◆ **INSTRUCTION A**
In the records, copy out word for word everything from the line containing "seat-white-cover — [0, 604, 88, 682]" down to the line containing "auditorium-seat[interactable] — [686, 592, 796, 682]", with both of those lines included.

◆ **TEXT EXCERPT**

* BEGIN *

# Build a plot around Dubai



## fander (Dec 3, 2013)

Hi, I am a senior architect moving soon to Dubai. I am looking for an opportunity to develop a small residential project.
Anyone had ever bought and developed a single plot in DUBAI?
I know that foreigners are not allowed to buy a land but they can buy an apartment.
So, do you think is it possible to find one or a few local co-investor in order to develop a small area (let's say a small townhouse or a 3~4 villas block or similar).
Anyone with similar experience? 
Thanks!


----------



## TallyHo (Aug 21, 2011)

Fascinating idea. I've had the same thought myself as the standard of residential architecture is pretty piss-poor and there's all these empty plots in prime locations like Jumeira. 

But you're right in that foreigners aren't allowed to buy empty plots in Dubai. They can only buy off-plan in designated freehold areas, but there's one area that I'm aware of expats building a house to their own design and that's Emirates Hills.

Your best bet is to find a local with a plot to develop and go into partnership with him. He provides the land while you design the houses. It should be possible but the trick is finding the local. 



fander said:


> Hi, I am a senior architect moving soon to Dubai. I am looking for an opportunity to develop a small residential project.
> Anyone had ever bought and developed a single plot in DUBAI?
> I know that foreigners are not allowed to buy a land but they can buy an apartment.
> So, do you think is it possible to find one or a few local co-investor in order to develop a small area (let's say a small townhouse or a 3~4 villas block or similar).
> ...


----------



## Stevesolar (Dec 21, 2012)

TallyHo said:


> Fascinating idea. I've had the same thought myself as the standard of residential architecture is pretty piss-poor and there's all these empty plots in prime locations like Jumeira.
> 
> But you're right in that foreigners aren't allowed to buy empty plots in Dubai. They can only buy off-plan in designated freehold areas, but there's one area that I'm aware of expats building a house to their own design and that's Emirates Hills.
> 
> Your best bet is to find a local with a plot to develop and go into partnership with him. He provides the land while you design the houses. It should be possible but the trick is finding the local.

* END *

Records excerpted from a collection:
* BEGIN *

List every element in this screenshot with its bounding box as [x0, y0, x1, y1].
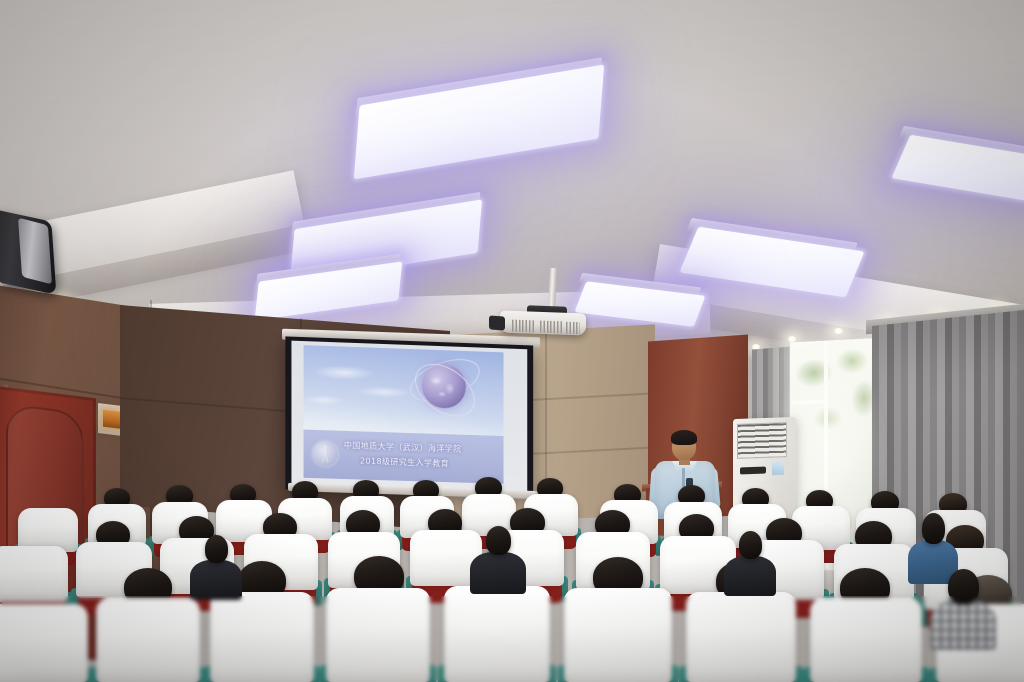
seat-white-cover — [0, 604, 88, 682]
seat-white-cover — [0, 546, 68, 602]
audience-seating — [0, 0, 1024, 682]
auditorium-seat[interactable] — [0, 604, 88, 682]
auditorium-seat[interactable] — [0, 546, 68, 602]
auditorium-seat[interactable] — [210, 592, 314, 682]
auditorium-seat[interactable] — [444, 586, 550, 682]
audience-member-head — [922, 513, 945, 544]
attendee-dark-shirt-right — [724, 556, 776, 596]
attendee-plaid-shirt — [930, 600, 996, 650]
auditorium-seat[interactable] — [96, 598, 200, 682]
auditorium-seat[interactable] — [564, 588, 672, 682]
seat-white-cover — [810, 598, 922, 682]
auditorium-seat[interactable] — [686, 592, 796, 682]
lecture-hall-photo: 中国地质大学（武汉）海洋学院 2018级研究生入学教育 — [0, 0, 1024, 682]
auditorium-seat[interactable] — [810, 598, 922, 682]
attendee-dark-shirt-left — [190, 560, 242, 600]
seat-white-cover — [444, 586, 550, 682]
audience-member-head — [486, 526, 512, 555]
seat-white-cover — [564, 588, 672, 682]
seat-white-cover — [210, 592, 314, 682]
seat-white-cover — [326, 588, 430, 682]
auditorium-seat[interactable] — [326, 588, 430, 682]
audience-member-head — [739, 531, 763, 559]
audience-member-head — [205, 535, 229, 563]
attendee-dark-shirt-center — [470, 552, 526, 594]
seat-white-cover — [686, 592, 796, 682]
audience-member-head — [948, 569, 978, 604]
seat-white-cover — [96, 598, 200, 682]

* END *

◆ **INSTRUCTION B**
According to the forum thread about building on a plot in Dubai, which area does TallyHo name as the one where expats build houses to their own design?

◆ **SOLUTION A**
seat-white-cover — [0, 604, 88, 682]
seat-white-cover — [0, 546, 68, 602]
audience-seating — [0, 0, 1024, 682]
auditorium-seat[interactable] — [0, 604, 88, 682]
auditorium-seat[interactable] — [0, 546, 68, 602]
auditorium-seat[interactable] — [210, 592, 314, 682]
auditorium-seat[interactable] — [444, 586, 550, 682]
audience-member-head — [922, 513, 945, 544]
attendee-dark-shirt-right — [724, 556, 776, 596]
attendee-plaid-shirt — [930, 600, 996, 650]
auditorium-seat[interactable] — [96, 598, 200, 682]
auditorium-seat[interactable] — [564, 588, 672, 682]
seat-white-cover — [810, 598, 922, 682]
auditorium-seat[interactable] — [686, 592, 796, 682]

◆ **SOLUTION B**
Emirates Hills